# START OF Supplied material
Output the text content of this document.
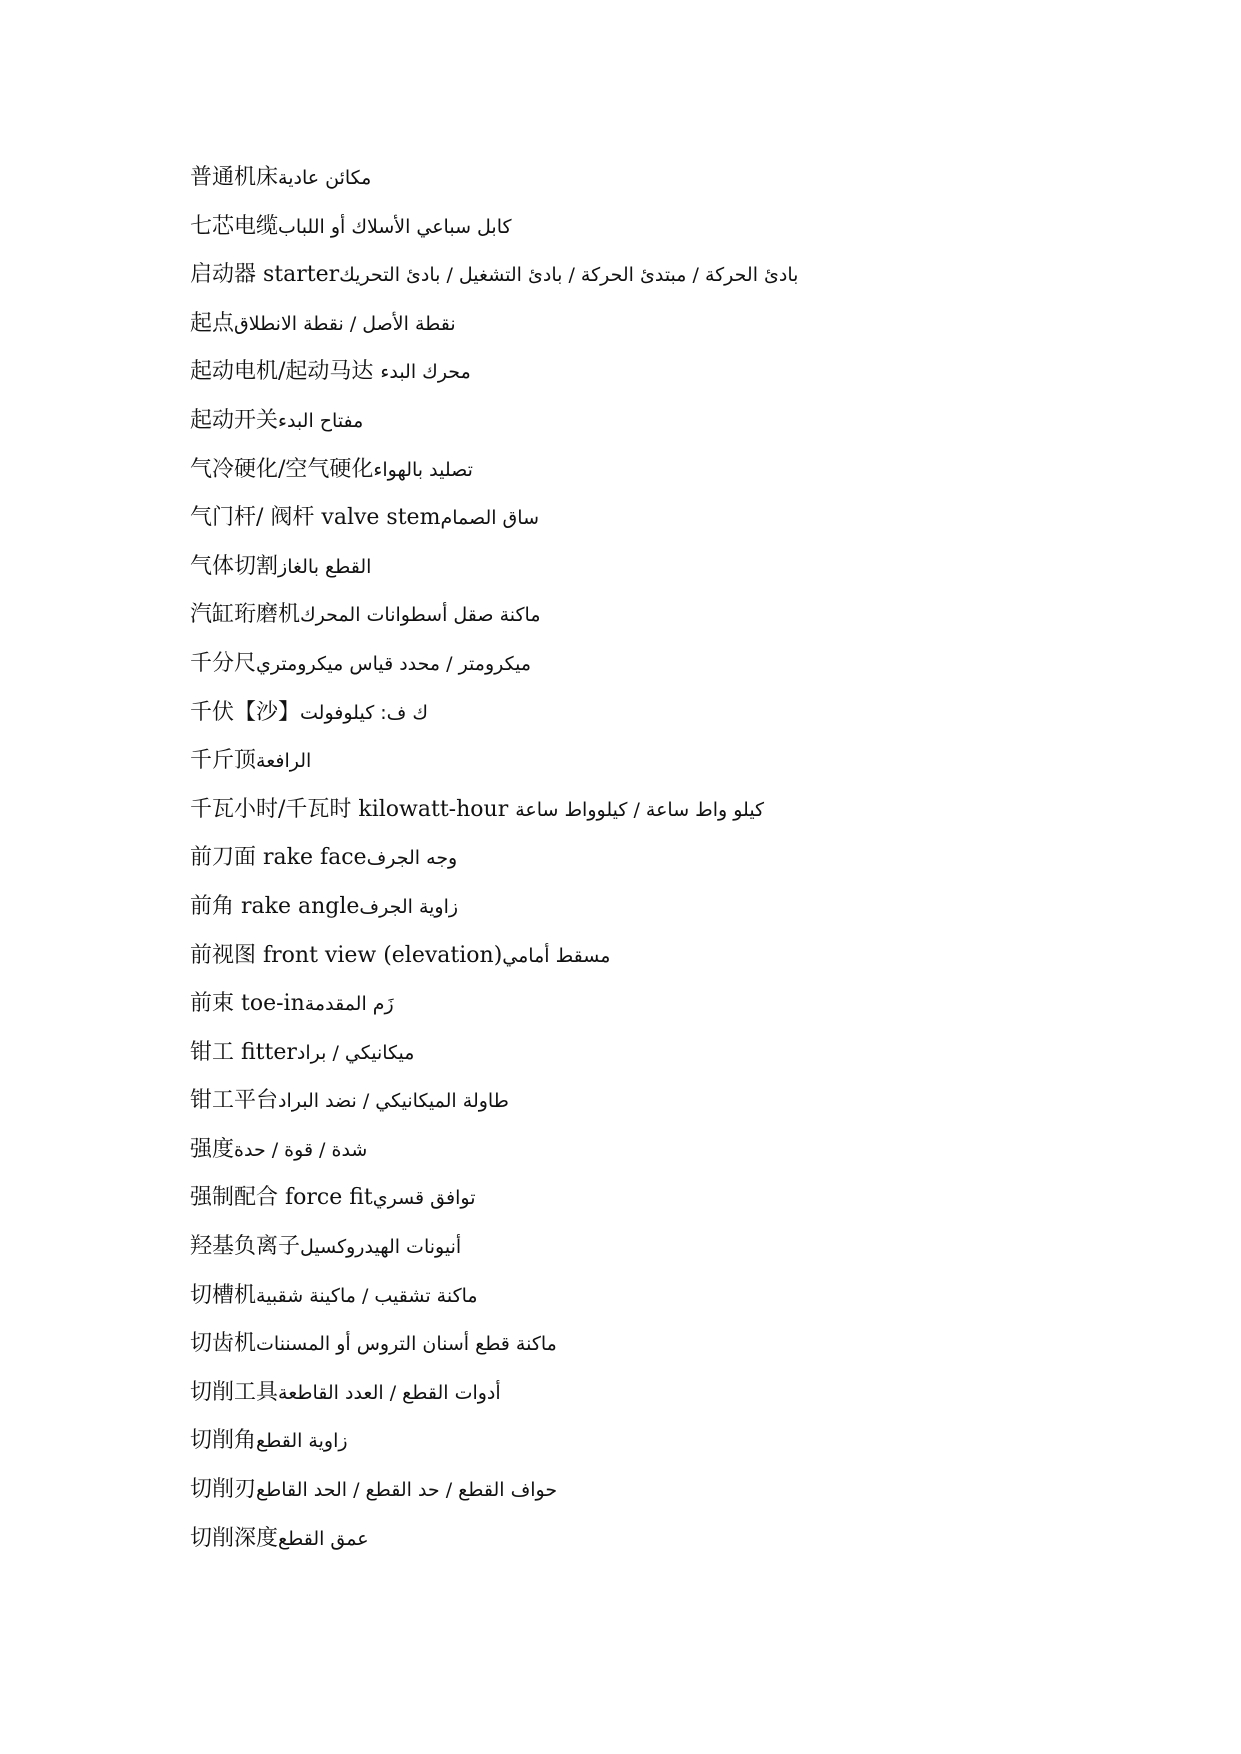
普通机床مكائن عادية
七芯电缆كابل سباعي الأسلاك أو اللباب
启动器 starterبادئ الحركة / مبتدئ الحركة / بادئ التشغيل / بادئ التحريك
起点نقطة الأصل / نقطة الانطلاق
起动电机/起动马达 محرك البدء
起动开关مفتاح البدء
气冷硬化/空气硬化تصليد بالهواء
气门杆/ 阀杆 valve stemساق الصمام
气体切割القطع بالغاز
汽缸珩磨机ماكنة صقل أسطوانات المحرك
千分尺ميكرومتر / محدد قياس ميكرومتري
千伏【沙】ك ف: كيلوفولت
千斤顶الرافعة
千瓦小时/千瓦时 kilowatt-hour كيلو واط ساعة / كيلوواط ساعة
前刀面 rake faceوجه الجرف
前角 rake angleزاوية الجرف
前视图 front view (elevation)مسقط أمامي
前束 toe-inزَم المقدمة
钳工 fitterميكانيكي / براد
钳工平台طاولة الميكانيكي / نضد البراد
强度شدة / قوة / حدة
强制配合 force fitتوافق قسري
羟基负离子أنيونات الهيدروكسيل
切槽机ماكنة تشقيب / ماكينة شقبية
切齿机ماكنة قطع أسنان التروس أو المسننات
切削工具أدوات القطع / العدد القاطعة
切削角زاوية القطع
切削刃حواف القطع / حد القطع / الحد القاطع
切削深度عمق القطع
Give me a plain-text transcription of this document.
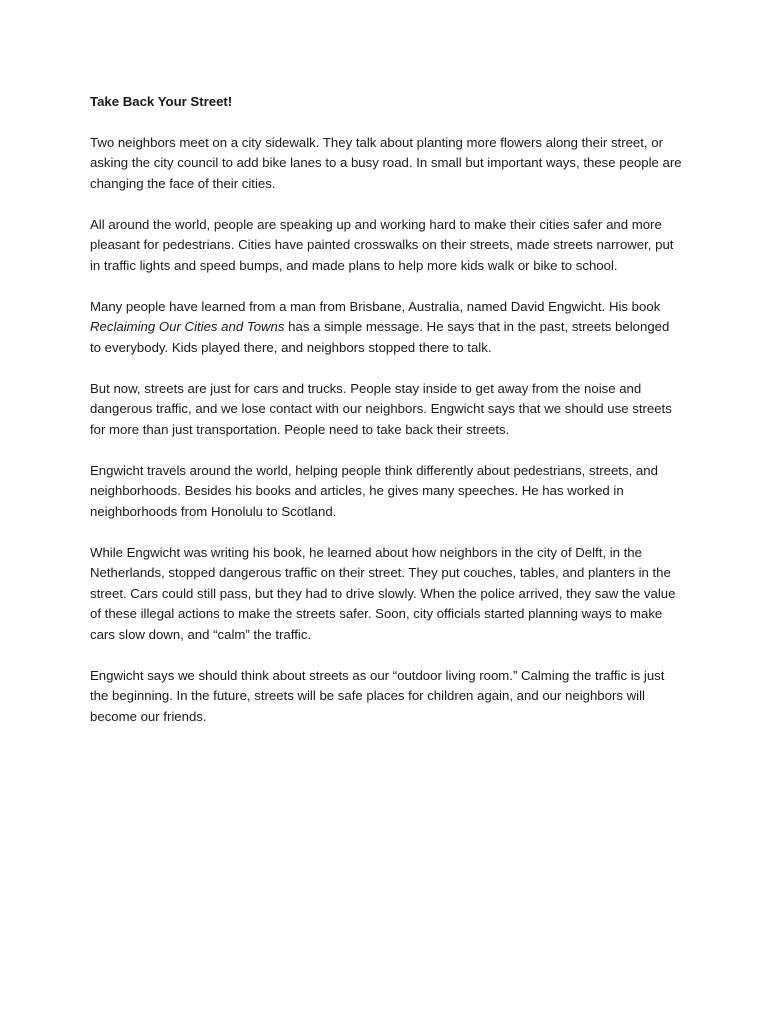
Take Back Your Street!

Two neighbors meet on a city sidewalk. They talk about planting more flowers along their street, or asking the city council to add bike lanes to a busy road. In small but important ways, these people are changing the face of their cities.

All around the world, people are speaking up and working hard to make their cities safer and more pleasant for pedestrians. Cities have painted crosswalks on their streets, made streets narrower, put in traffic lights and speed bumps, and made plans to help more kids walk or bike to school.

Many people have learned from a man from Brisbane, Australia, named David Engwicht. His book Reclaiming Our Cities and Towns has a simple message. He says that in the past, streets belonged to everybody. Kids played there, and neighbors stopped there to talk.

But now, streets are just for cars and trucks. People stay inside to get away from the noise and dangerous traffic, and we lose contact with our neighbors. Engwicht says that we should use streets for more than just transportation. People need to take back their streets.

Engwicht travels around the world, helping people think differently about pedestrians, streets, and neighborhoods. Besides his books and articles, he gives many speeches. He has worked in neighborhoods from Honolulu to Scotland.

While Engwicht was writing his book, he learned about how neighbors in the city of Delft, in the Netherlands, stopped dangerous traffic on their street. They put couches, tables, and planters in the street. Cars could still pass, but they had to drive slowly. When the police arrived, they saw the value of these illegal actions to make the streets safer. Soon, city officials started planning ways to make cars slow down, and “calm” the traffic.

Engwicht says we should think about streets as our “outdoor living room.” Calming the traffic is just the beginning. In the future, streets will be safe places for children again, and our neighbors will become our friends.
# END OF Supplied material
* **Task details**
Copy every line of the listing that includes the string "الجرف".

* **Correct result**
前刀面 rake faceوجه الجرف
前角 rake angleزاوية الجرف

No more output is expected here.